**Requirement:** In the copy, include every entry exactly but none of the images.

[begin Data records]

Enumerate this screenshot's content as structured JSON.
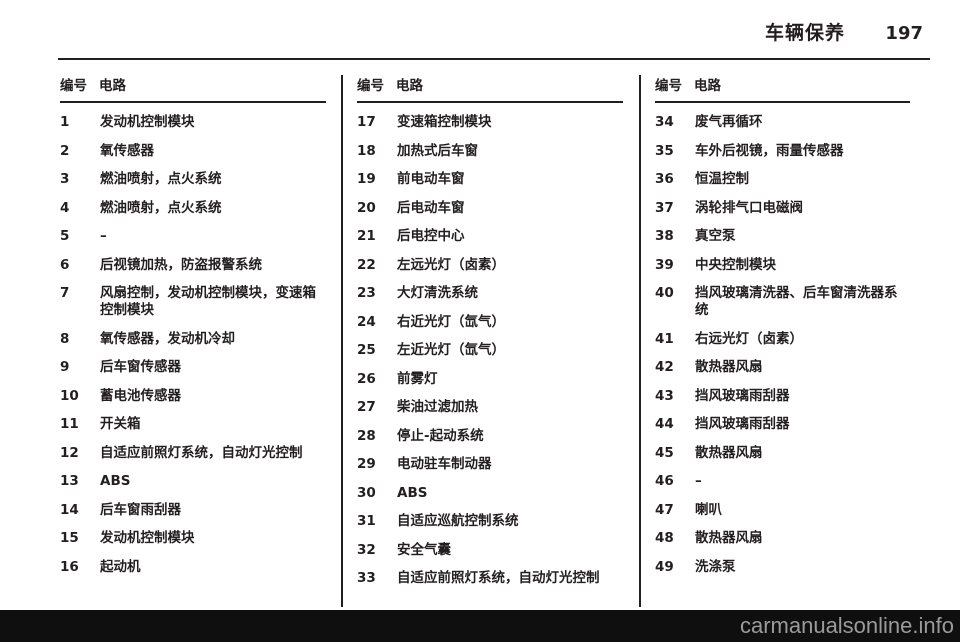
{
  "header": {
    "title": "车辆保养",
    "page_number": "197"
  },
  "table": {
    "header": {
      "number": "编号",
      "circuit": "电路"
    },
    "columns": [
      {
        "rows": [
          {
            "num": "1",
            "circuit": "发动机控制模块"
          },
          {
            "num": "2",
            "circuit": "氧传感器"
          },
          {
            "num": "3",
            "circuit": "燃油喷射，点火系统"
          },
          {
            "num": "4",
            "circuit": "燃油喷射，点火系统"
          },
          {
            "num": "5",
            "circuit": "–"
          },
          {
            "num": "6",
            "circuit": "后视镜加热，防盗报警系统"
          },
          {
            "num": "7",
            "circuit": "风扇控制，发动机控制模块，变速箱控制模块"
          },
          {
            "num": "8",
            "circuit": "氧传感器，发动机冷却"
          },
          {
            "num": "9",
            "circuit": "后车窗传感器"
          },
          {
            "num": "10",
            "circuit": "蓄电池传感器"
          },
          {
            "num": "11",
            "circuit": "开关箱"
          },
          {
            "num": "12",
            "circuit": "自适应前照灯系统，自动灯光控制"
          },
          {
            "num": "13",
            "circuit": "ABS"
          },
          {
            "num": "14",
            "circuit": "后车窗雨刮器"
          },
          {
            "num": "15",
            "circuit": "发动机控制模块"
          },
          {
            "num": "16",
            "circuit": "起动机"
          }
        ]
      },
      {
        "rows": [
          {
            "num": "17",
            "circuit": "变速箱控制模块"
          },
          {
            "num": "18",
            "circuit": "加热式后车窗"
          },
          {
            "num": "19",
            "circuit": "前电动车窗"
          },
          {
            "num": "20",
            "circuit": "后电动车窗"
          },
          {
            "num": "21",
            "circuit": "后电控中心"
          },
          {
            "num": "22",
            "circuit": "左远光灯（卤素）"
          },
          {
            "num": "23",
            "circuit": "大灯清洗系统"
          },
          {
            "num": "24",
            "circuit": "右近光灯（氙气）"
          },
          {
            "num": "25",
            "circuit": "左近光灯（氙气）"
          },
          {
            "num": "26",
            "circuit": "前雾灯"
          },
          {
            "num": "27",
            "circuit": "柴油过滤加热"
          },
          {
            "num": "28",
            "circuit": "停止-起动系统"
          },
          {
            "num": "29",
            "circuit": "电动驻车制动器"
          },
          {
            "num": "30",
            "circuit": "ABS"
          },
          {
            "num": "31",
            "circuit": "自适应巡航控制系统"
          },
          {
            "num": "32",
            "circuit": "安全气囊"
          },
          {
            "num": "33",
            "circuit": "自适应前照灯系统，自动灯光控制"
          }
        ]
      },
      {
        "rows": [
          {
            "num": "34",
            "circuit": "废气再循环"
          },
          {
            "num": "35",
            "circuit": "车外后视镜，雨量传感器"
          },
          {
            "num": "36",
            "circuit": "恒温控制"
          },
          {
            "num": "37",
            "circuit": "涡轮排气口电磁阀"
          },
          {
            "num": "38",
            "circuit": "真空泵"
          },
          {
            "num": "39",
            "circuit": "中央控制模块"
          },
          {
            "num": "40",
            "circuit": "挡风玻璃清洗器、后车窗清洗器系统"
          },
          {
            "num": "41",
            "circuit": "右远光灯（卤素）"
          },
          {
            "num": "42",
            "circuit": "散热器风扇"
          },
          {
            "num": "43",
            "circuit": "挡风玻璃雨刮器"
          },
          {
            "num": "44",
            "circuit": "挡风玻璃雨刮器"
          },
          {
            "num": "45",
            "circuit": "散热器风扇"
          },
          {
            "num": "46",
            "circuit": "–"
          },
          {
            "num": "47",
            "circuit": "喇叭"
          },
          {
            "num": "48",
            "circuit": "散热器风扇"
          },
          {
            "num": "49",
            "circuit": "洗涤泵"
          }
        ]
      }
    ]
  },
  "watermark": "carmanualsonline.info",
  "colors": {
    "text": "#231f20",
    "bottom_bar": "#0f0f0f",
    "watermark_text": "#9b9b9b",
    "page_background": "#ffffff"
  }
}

[end Data records]

**The completed task:**
Enumerate this screenshot's content as structured JSON.
{
  "header": {
    "title": "车辆保养",
    "page_number": "197"
  },
  "table": {
    "header": {
      "number": "编号",
      "circuit": "电路"
    },
    "columns": [
      {
        "rows": [
          {
            "num": "1",
            "circuit": "发动机控制模块"
          },
          {
            "num": "2",
            "circuit": "氧传感器"
          },
          {
            "num": "3",
            "circuit": "燃油喷射，点火系统"
          },
          {
            "num": "4",
            "circuit": "燃油喷射，点火系统"
          },
          {
            "num": "5",
            "circuit": "–"
          },
          {
            "num": "6",
            "circuit": "后视镜加热，防盗报警系统"
          },
          {
            "num": "7",
            "circuit": "风扇控制，发动机控制模块，变速箱控制模块"
          },
          {
            "num": "8",
            "circuit": "氧传感器，发动机冷却"
          },
          {
            "num": "9",
            "circuit": "后车窗传感器"
          },
          {
            "num": "10",
            "circuit": "蓄电池传感器"
          },
          {
            "num": "11",
            "circuit": "开关箱"
          },
          {
            "num": "12",
            "circuit": "自适应前照灯系统，自动灯光控制"
          },
          {
            "num": "13",
            "circuit": "ABS"
          },
          {
            "num": "14",
            "circuit": "后车窗雨刮器"
          },
          {
            "num": "15",
            "circuit": "发动机控制模块"
          },
          {
            "num": "16",
            "circuit": "起动机"
          }
        ]
      },
      {
        "rows": [
          {
            "num": "17",
            "circuit": "变速箱控制模块"
          },
          {
            "num": "18",
            "circuit": "加热式后车窗"
          },
          {
            "num": "19",
            "circuit": "前电动车窗"
          },
          {
            "num": "20",
            "circuit": "后电动车窗"
          },
          {
            "num": "21",
            "circuit": "后电控中心"
          },
          {
            "num": "22",
            "circuit": "左远光灯（卤素）"
          },
          {
            "num": "23",
            "circuit": "大灯清洗系统"
          },
          {
            "num": "24",
            "circuit": "右近光灯（氙气）"
          },
          {
            "num": "25",
            "circuit": "左近光灯（氙气）"
          },
          {
            "num": "26",
            "circuit": "前雾灯"
          },
          {
            "num": "27",
            "circuit": "柴油过滤加热"
          },
          {
            "num": "28",
            "circuit": "停止-起动系统"
          },
          {
            "num": "29",
            "circuit": "电动驻车制动器"
          },
          {
            "num": "30",
            "circuit": "ABS"
          },
          {
            "num": "31",
            "circuit": "自适应巡航控制系统"
          },
          {
            "num": "32",
            "circuit": "安全气囊"
          },
          {
            "num": "33",
            "circuit": "自适应前照灯系统，自动灯光控制"
          }
        ]
      },
      {
        "rows": [
          {
            "num": "34",
            "circuit": "废气再循环"
          },
          {
            "num": "35",
            "circuit": "车外后视镜，雨量传感器"
          },
          {
            "num": "36",
            "circuit": "恒温控制"
          },
          {
            "num": "37",
            "circuit": "涡轮排气口电磁阀"
          },
          {
            "num": "38",
            "circuit": "真空泵"
          },
          {
            "num": "39",
            "circuit": "中央控制模块"
          },
          {
            "num": "40",
            "circuit": "挡风玻璃清洗器、后车窗清洗器系统"
          },
          {
            "num": "41",
            "circuit": "右远光灯（卤素）"
          },
          {
            "num": "42",
            "circuit": "散热器风扇"
          },
          {
            "num": "43",
            "circuit": "挡风玻璃雨刮器"
          },
          {
            "num": "44",
            "circuit": "挡风玻璃雨刮器"
          },
          {
            "num": "45",
            "circuit": "散热器风扇"
          },
          {
            "num": "46",
            "circuit": "–"
          },
          {
            "num": "47",
            "circuit": "喇叭"
          },
          {
            "num": "48",
            "circuit": "散热器风扇"
          },
          {
            "num": "49",
            "circuit": "洗涤泵"
          }
        ]
      }
    ]
  },
  "watermark": "carmanualsonline.info",
  "colors": {
    "text": "#231f20",
    "bottom_bar": "#0f0f0f",
    "watermark_text": "#9b9b9b",
    "page_background": "#ffffff"
  }
}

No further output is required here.